======== Entries

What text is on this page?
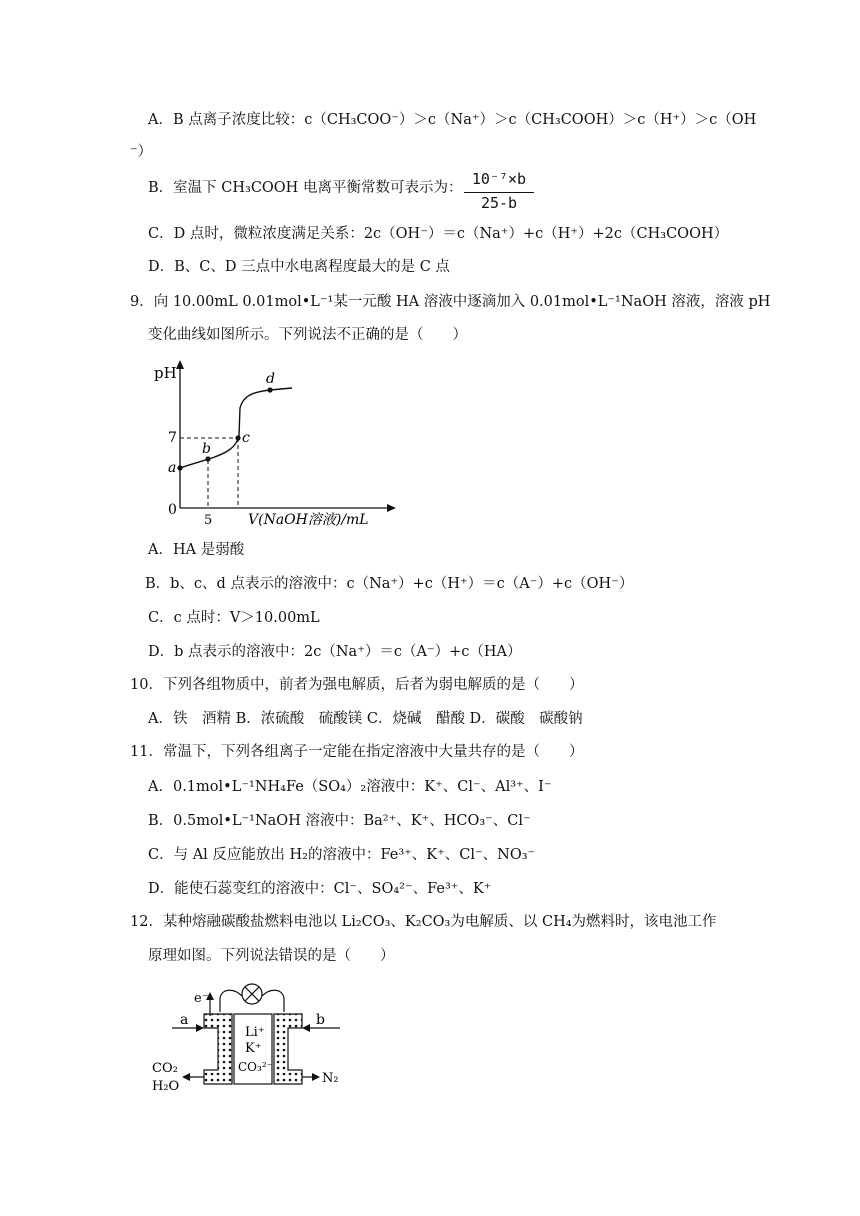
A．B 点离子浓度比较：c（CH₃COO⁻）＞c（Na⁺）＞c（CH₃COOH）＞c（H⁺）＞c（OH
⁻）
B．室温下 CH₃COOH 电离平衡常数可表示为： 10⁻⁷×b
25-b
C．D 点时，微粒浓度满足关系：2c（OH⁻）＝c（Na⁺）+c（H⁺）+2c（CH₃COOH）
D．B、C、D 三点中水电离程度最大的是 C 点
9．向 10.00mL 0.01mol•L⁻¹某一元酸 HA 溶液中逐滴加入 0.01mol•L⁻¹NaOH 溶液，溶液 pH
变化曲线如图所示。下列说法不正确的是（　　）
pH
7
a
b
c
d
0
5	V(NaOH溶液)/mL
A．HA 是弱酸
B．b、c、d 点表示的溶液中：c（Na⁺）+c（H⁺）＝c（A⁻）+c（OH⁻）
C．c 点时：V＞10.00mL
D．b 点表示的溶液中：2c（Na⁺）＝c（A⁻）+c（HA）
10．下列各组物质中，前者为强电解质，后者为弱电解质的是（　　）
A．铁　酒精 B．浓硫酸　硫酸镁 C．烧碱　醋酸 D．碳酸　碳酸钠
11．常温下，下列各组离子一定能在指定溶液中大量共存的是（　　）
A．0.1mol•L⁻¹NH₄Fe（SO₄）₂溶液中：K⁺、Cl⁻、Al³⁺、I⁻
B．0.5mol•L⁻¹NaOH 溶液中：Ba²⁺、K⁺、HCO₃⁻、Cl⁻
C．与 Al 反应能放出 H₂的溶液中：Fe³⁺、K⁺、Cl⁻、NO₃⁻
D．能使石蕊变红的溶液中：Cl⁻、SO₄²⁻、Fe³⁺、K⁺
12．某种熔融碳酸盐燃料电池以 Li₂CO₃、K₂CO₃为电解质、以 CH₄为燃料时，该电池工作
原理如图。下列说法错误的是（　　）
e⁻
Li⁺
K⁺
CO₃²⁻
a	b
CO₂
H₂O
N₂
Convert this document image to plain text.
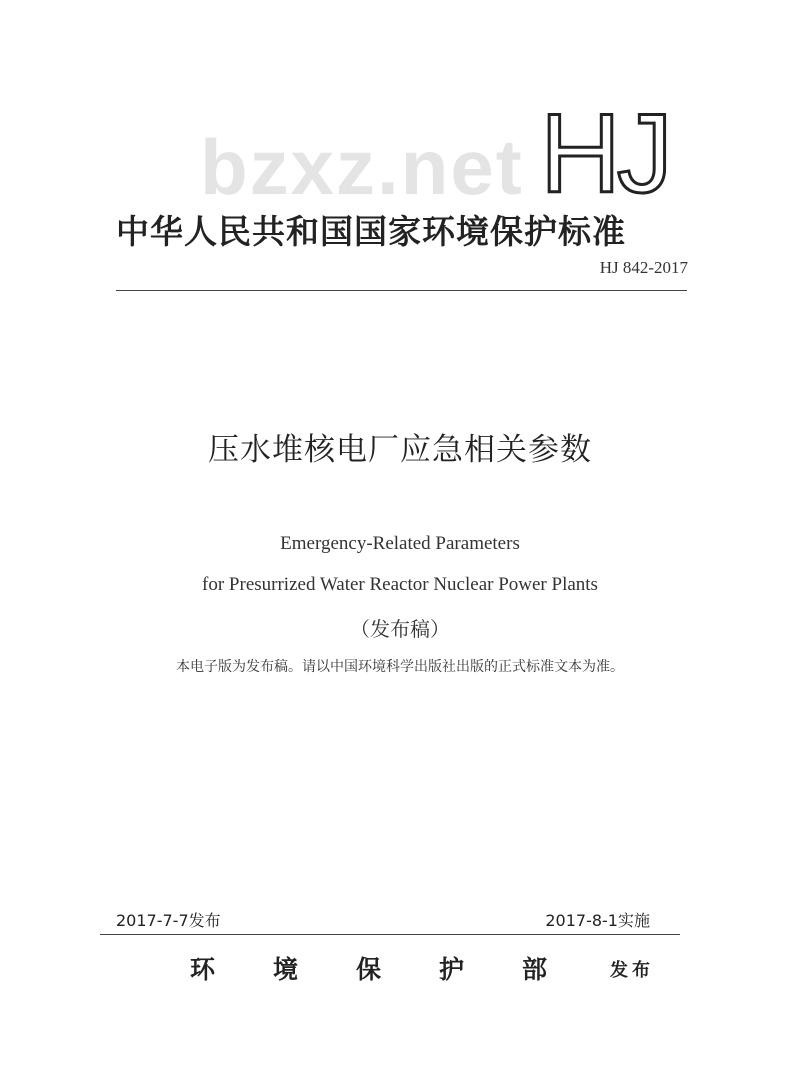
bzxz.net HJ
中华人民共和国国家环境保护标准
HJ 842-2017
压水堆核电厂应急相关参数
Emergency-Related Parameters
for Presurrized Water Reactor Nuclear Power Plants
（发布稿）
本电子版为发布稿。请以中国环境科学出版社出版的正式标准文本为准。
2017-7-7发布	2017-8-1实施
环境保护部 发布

================
======== Entries

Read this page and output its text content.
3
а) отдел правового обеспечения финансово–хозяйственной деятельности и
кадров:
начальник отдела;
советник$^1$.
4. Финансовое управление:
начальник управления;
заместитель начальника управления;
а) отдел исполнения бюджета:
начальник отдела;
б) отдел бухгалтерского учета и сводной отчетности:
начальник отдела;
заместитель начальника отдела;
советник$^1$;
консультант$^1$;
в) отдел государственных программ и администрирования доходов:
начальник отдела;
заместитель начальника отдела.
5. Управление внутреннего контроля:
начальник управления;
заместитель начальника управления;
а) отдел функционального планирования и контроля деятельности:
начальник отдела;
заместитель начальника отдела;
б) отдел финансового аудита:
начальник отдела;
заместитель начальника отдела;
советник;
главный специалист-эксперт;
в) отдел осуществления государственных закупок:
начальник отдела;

================
======== Entries

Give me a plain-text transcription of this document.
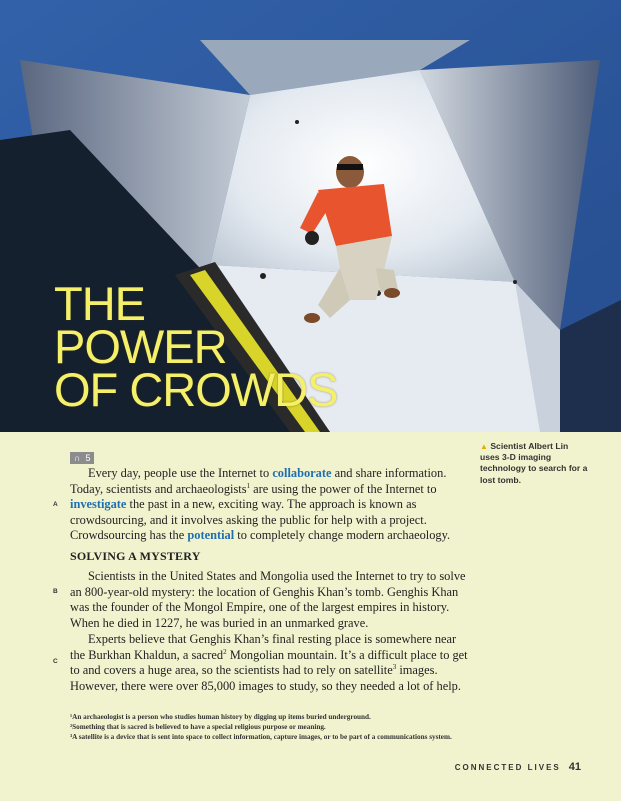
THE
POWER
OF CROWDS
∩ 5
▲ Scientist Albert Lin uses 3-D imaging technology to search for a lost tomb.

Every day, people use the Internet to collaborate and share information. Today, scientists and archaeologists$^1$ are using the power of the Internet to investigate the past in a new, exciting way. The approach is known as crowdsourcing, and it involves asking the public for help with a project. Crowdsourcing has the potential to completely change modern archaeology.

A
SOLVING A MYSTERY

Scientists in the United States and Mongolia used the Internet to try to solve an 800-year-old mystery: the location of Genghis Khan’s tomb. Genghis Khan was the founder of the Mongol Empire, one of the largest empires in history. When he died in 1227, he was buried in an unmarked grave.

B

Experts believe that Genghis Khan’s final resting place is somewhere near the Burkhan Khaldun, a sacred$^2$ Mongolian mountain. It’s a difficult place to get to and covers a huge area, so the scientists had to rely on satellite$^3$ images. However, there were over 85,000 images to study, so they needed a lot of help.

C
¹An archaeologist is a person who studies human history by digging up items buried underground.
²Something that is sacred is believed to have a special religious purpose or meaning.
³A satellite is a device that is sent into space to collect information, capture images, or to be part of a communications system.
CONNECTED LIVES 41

================

■ Set task
Copy every line of the listing containing the string "государственных".

■ Complete answer
в) отдел государственных программ и администрирования доходов:
в) отдел осуществления государственных закупок:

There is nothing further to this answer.